INSTRUCTION:
Pictures are not part of the copy; repeat everything else in the records exactly.

start SOURCE DATA

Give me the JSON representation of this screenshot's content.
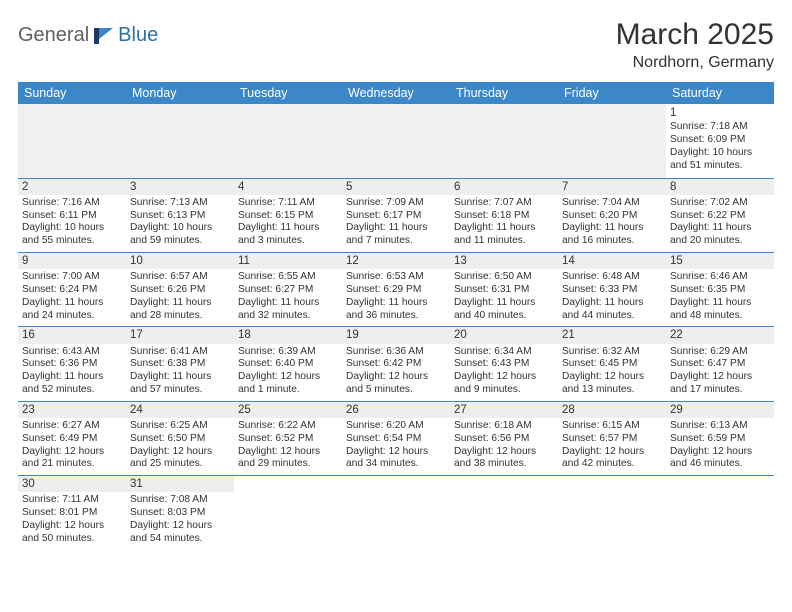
{
  "logo": {
    "general": "General",
    "blue": "Blue"
  },
  "title": "March 2025",
  "subtitle": "Nordhorn, Germany",
  "colors": {
    "header_bg": "#3b87c8",
    "header_fg": "#ffffff",
    "cell_border": "#3b87c8",
    "band_bg": "#eeeeee",
    "empty_bg": "#f0f0f0",
    "text": "#333333"
  },
  "weekdays": [
    "Sunday",
    "Monday",
    "Tuesday",
    "Wednesday",
    "Thursday",
    "Friday",
    "Saturday"
  ],
  "weeks": [
    [
      null,
      null,
      null,
      null,
      null,
      null,
      {
        "n": "1",
        "sr": "Sunrise: 7:18 AM",
        "ss": "Sunset: 6:09 PM",
        "dl1": "Daylight: 10 hours",
        "dl2": "and 51 minutes."
      }
    ],
    [
      {
        "n": "2",
        "sr": "Sunrise: 7:16 AM",
        "ss": "Sunset: 6:11 PM",
        "dl1": "Daylight: 10 hours",
        "dl2": "and 55 minutes."
      },
      {
        "n": "3",
        "sr": "Sunrise: 7:13 AM",
        "ss": "Sunset: 6:13 PM",
        "dl1": "Daylight: 10 hours",
        "dl2": "and 59 minutes."
      },
      {
        "n": "4",
        "sr": "Sunrise: 7:11 AM",
        "ss": "Sunset: 6:15 PM",
        "dl1": "Daylight: 11 hours",
        "dl2": "and 3 minutes."
      },
      {
        "n": "5",
        "sr": "Sunrise: 7:09 AM",
        "ss": "Sunset: 6:17 PM",
        "dl1": "Daylight: 11 hours",
        "dl2": "and 7 minutes."
      },
      {
        "n": "6",
        "sr": "Sunrise: 7:07 AM",
        "ss": "Sunset: 6:18 PM",
        "dl1": "Daylight: 11 hours",
        "dl2": "and 11 minutes."
      },
      {
        "n": "7",
        "sr": "Sunrise: 7:04 AM",
        "ss": "Sunset: 6:20 PM",
        "dl1": "Daylight: 11 hours",
        "dl2": "and 16 minutes."
      },
      {
        "n": "8",
        "sr": "Sunrise: 7:02 AM",
        "ss": "Sunset: 6:22 PM",
        "dl1": "Daylight: 11 hours",
        "dl2": "and 20 minutes."
      }
    ],
    [
      {
        "n": "9",
        "sr": "Sunrise: 7:00 AM",
        "ss": "Sunset: 6:24 PM",
        "dl1": "Daylight: 11 hours",
        "dl2": "and 24 minutes."
      },
      {
        "n": "10",
        "sr": "Sunrise: 6:57 AM",
        "ss": "Sunset: 6:26 PM",
        "dl1": "Daylight: 11 hours",
        "dl2": "and 28 minutes."
      },
      {
        "n": "11",
        "sr": "Sunrise: 6:55 AM",
        "ss": "Sunset: 6:27 PM",
        "dl1": "Daylight: 11 hours",
        "dl2": "and 32 minutes."
      },
      {
        "n": "12",
        "sr": "Sunrise: 6:53 AM",
        "ss": "Sunset: 6:29 PM",
        "dl1": "Daylight: 11 hours",
        "dl2": "and 36 minutes."
      },
      {
        "n": "13",
        "sr": "Sunrise: 6:50 AM",
        "ss": "Sunset: 6:31 PM",
        "dl1": "Daylight: 11 hours",
        "dl2": "and 40 minutes."
      },
      {
        "n": "14",
        "sr": "Sunrise: 6:48 AM",
        "ss": "Sunset: 6:33 PM",
        "dl1": "Daylight: 11 hours",
        "dl2": "and 44 minutes."
      },
      {
        "n": "15",
        "sr": "Sunrise: 6:46 AM",
        "ss": "Sunset: 6:35 PM",
        "dl1": "Daylight: 11 hours",
        "dl2": "and 48 minutes."
      }
    ],
    [
      {
        "n": "16",
        "sr": "Sunrise: 6:43 AM",
        "ss": "Sunset: 6:36 PM",
        "dl1": "Daylight: 11 hours",
        "dl2": "and 52 minutes."
      },
      {
        "n": "17",
        "sr": "Sunrise: 6:41 AM",
        "ss": "Sunset: 6:38 PM",
        "dl1": "Daylight: 11 hours",
        "dl2": "and 57 minutes."
      },
      {
        "n": "18",
        "sr": "Sunrise: 6:39 AM",
        "ss": "Sunset: 6:40 PM",
        "dl1": "Daylight: 12 hours",
        "dl2": "and 1 minute."
      },
      {
        "n": "19",
        "sr": "Sunrise: 6:36 AM",
        "ss": "Sunset: 6:42 PM",
        "dl1": "Daylight: 12 hours",
        "dl2": "and 5 minutes."
      },
      {
        "n": "20",
        "sr": "Sunrise: 6:34 AM",
        "ss": "Sunset: 6:43 PM",
        "dl1": "Daylight: 12 hours",
        "dl2": "and 9 minutes."
      },
      {
        "n": "21",
        "sr": "Sunrise: 6:32 AM",
        "ss": "Sunset: 6:45 PM",
        "dl1": "Daylight: 12 hours",
        "dl2": "and 13 minutes."
      },
      {
        "n": "22",
        "sr": "Sunrise: 6:29 AM",
        "ss": "Sunset: 6:47 PM",
        "dl1": "Daylight: 12 hours",
        "dl2": "and 17 minutes."
      }
    ],
    [
      {
        "n": "23",
        "sr": "Sunrise: 6:27 AM",
        "ss": "Sunset: 6:49 PM",
        "dl1": "Daylight: 12 hours",
        "dl2": "and 21 minutes."
      },
      {
        "n": "24",
        "sr": "Sunrise: 6:25 AM",
        "ss": "Sunset: 6:50 PM",
        "dl1": "Daylight: 12 hours",
        "dl2": "and 25 minutes."
      },
      {
        "n": "25",
        "sr": "Sunrise: 6:22 AM",
        "ss": "Sunset: 6:52 PM",
        "dl1": "Daylight: 12 hours",
        "dl2": "and 29 minutes."
      },
      {
        "n": "26",
        "sr": "Sunrise: 6:20 AM",
        "ss": "Sunset: 6:54 PM",
        "dl1": "Daylight: 12 hours",
        "dl2": "and 34 minutes."
      },
      {
        "n": "27",
        "sr": "Sunrise: 6:18 AM",
        "ss": "Sunset: 6:56 PM",
        "dl1": "Daylight: 12 hours",
        "dl2": "and 38 minutes."
      },
      {
        "n": "28",
        "sr": "Sunrise: 6:15 AM",
        "ss": "Sunset: 6:57 PM",
        "dl1": "Daylight: 12 hours",
        "dl2": "and 42 minutes."
      },
      {
        "n": "29",
        "sr": "Sunrise: 6:13 AM",
        "ss": "Sunset: 6:59 PM",
        "dl1": "Daylight: 12 hours",
        "dl2": "and 46 minutes."
      }
    ],
    [
      {
        "n": "30",
        "sr": "Sunrise: 7:11 AM",
        "ss": "Sunset: 8:01 PM",
        "dl1": "Daylight: 12 hours",
        "dl2": "and 50 minutes."
      },
      {
        "n": "31",
        "sr": "Sunrise: 7:08 AM",
        "ss": "Sunset: 8:03 PM",
        "dl1": "Daylight: 12 hours",
        "dl2": "and 54 minutes."
      },
      null,
      null,
      null,
      null,
      null
    ]
  ]
}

end SOURCE DATA

WRITTEN REPLY:
Give me the JSON representation of this screenshot's content.
{
  "logo": {
    "general": "General",
    "blue": "Blue"
  },
  "title": "March 2025",
  "subtitle": "Nordhorn, Germany",
  "colors": {
    "header_bg": "#3b87c8",
    "header_fg": "#ffffff",
    "cell_border": "#3b87c8",
    "band_bg": "#eeeeee",
    "empty_bg": "#f0f0f0",
    "text": "#333333"
  },
  "weekdays": [
    "Sunday",
    "Monday",
    "Tuesday",
    "Wednesday",
    "Thursday",
    "Friday",
    "Saturday"
  ],
  "weeks": [
    [
      null,
      null,
      null,
      null,
      null,
      null,
      {
        "n": "1",
        "sr": "Sunrise: 7:18 AM",
        "ss": "Sunset: 6:09 PM",
        "dl1": "Daylight: 10 hours",
        "dl2": "and 51 minutes."
      }
    ],
    [
      {
        "n": "2",
        "sr": "Sunrise: 7:16 AM",
        "ss": "Sunset: 6:11 PM",
        "dl1": "Daylight: 10 hours",
        "dl2": "and 55 minutes."
      },
      {
        "n": "3",
        "sr": "Sunrise: 7:13 AM",
        "ss": "Sunset: 6:13 PM",
        "dl1": "Daylight: 10 hours",
        "dl2": "and 59 minutes."
      },
      {
        "n": "4",
        "sr": "Sunrise: 7:11 AM",
        "ss": "Sunset: 6:15 PM",
        "dl1": "Daylight: 11 hours",
        "dl2": "and 3 minutes."
      },
      {
        "n": "5",
        "sr": "Sunrise: 7:09 AM",
        "ss": "Sunset: 6:17 PM",
        "dl1": "Daylight: 11 hours",
        "dl2": "and 7 minutes."
      },
      {
        "n": "6",
        "sr": "Sunrise: 7:07 AM",
        "ss": "Sunset: 6:18 PM",
        "dl1": "Daylight: 11 hours",
        "dl2": "and 11 minutes."
      },
      {
        "n": "7",
        "sr": "Sunrise: 7:04 AM",
        "ss": "Sunset: 6:20 PM",
        "dl1": "Daylight: 11 hours",
        "dl2": "and 16 minutes."
      },
      {
        "n": "8",
        "sr": "Sunrise: 7:02 AM",
        "ss": "Sunset: 6:22 PM",
        "dl1": "Daylight: 11 hours",
        "dl2": "and 20 minutes."
      }
    ],
    [
      {
        "n": "9",
        "sr": "Sunrise: 7:00 AM",
        "ss": "Sunset: 6:24 PM",
        "dl1": "Daylight: 11 hours",
        "dl2": "and 24 minutes."
      },
      {
        "n": "10",
        "sr": "Sunrise: 6:57 AM",
        "ss": "Sunset: 6:26 PM",
        "dl1": "Daylight: 11 hours",
        "dl2": "and 28 minutes."
      },
      {
        "n": "11",
        "sr": "Sunrise: 6:55 AM",
        "ss": "Sunset: 6:27 PM",
        "dl1": "Daylight: 11 hours",
        "dl2": "and 32 minutes."
      },
      {
        "n": "12",
        "sr": "Sunrise: 6:53 AM",
        "ss": "Sunset: 6:29 PM",
        "dl1": "Daylight: 11 hours",
        "dl2": "and 36 minutes."
      },
      {
        "n": "13",
        "sr": "Sunrise: 6:50 AM",
        "ss": "Sunset: 6:31 PM",
        "dl1": "Daylight: 11 hours",
        "dl2": "and 40 minutes."
      },
      {
        "n": "14",
        "sr": "Sunrise: 6:48 AM",
        "ss": "Sunset: 6:33 PM",
        "dl1": "Daylight: 11 hours",
        "dl2": "and 44 minutes."
      },
      {
        "n": "15",
        "sr": "Sunrise: 6:46 AM",
        "ss": "Sunset: 6:35 PM",
        "dl1": "Daylight: 11 hours",
        "dl2": "and 48 minutes."
      }
    ],
    [
      {
        "n": "16",
        "sr": "Sunrise: 6:43 AM",
        "ss": "Sunset: 6:36 PM",
        "dl1": "Daylight: 11 hours",
        "dl2": "and 52 minutes."
      },
      {
        "n": "17",
        "sr": "Sunrise: 6:41 AM",
        "ss": "Sunset: 6:38 PM",
        "dl1": "Daylight: 11 hours",
        "dl2": "and 57 minutes."
      },
      {
        "n": "18",
        "sr": "Sunrise: 6:39 AM",
        "ss": "Sunset: 6:40 PM",
        "dl1": "Daylight: 12 hours",
        "dl2": "and 1 minute."
      },
      {
        "n": "19",
        "sr": "Sunrise: 6:36 AM",
        "ss": "Sunset: 6:42 PM",
        "dl1": "Daylight: 12 hours",
        "dl2": "and 5 minutes."
      },
      {
        "n": "20",
        "sr": "Sunrise: 6:34 AM",
        "ss": "Sunset: 6:43 PM",
        "dl1": "Daylight: 12 hours",
        "dl2": "and 9 minutes."
      },
      {
        "n": "21",
        "sr": "Sunrise: 6:32 AM",
        "ss": "Sunset: 6:45 PM",
        "dl1": "Daylight: 12 hours",
        "dl2": "and 13 minutes."
      },
      {
        "n": "22",
        "sr": "Sunrise: 6:29 AM",
        "ss": "Sunset: 6:47 PM",
        "dl1": "Daylight: 12 hours",
        "dl2": "and 17 minutes."
      }
    ],
    [
      {
        "n": "23",
        "sr": "Sunrise: 6:27 AM",
        "ss": "Sunset: 6:49 PM",
        "dl1": "Daylight: 12 hours",
        "dl2": "and 21 minutes."
      },
      {
        "n": "24",
        "sr": "Sunrise: 6:25 AM",
        "ss": "Sunset: 6:50 PM",
        "dl1": "Daylight: 12 hours",
        "dl2": "and 25 minutes."
      },
      {
        "n": "25",
        "sr": "Sunrise: 6:22 AM",
        "ss": "Sunset: 6:52 PM",
        "dl1": "Daylight: 12 hours",
        "dl2": "and 29 minutes."
      },
      {
        "n": "26",
        "sr": "Sunrise: 6:20 AM",
        "ss": "Sunset: 6:54 PM",
        "dl1": "Daylight: 12 hours",
        "dl2": "and 34 minutes."
      },
      {
        "n": "27",
        "sr": "Sunrise: 6:18 AM",
        "ss": "Sunset: 6:56 PM",
        "dl1": "Daylight: 12 hours",
        "dl2": "and 38 minutes."
      },
      {
        "n": "28",
        "sr": "Sunrise: 6:15 AM",
        "ss": "Sunset: 6:57 PM",
        "dl1": "Daylight: 12 hours",
        "dl2": "and 42 minutes."
      },
      {
        "n": "29",
        "sr": "Sunrise: 6:13 AM",
        "ss": "Sunset: 6:59 PM",
        "dl1": "Daylight: 12 hours",
        "dl2": "and 46 minutes."
      }
    ],
    [
      {
        "n": "30",
        "sr": "Sunrise: 7:11 AM",
        "ss": "Sunset: 8:01 PM",
        "dl1": "Daylight: 12 hours",
        "dl2": "and 50 minutes."
      },
      {
        "n": "31",
        "sr": "Sunrise: 7:08 AM",
        "ss": "Sunset: 8:03 PM",
        "dl1": "Daylight: 12 hours",
        "dl2": "and 54 minutes."
      },
      null,
      null,
      null,
      null,
      null
    ]
  ]
}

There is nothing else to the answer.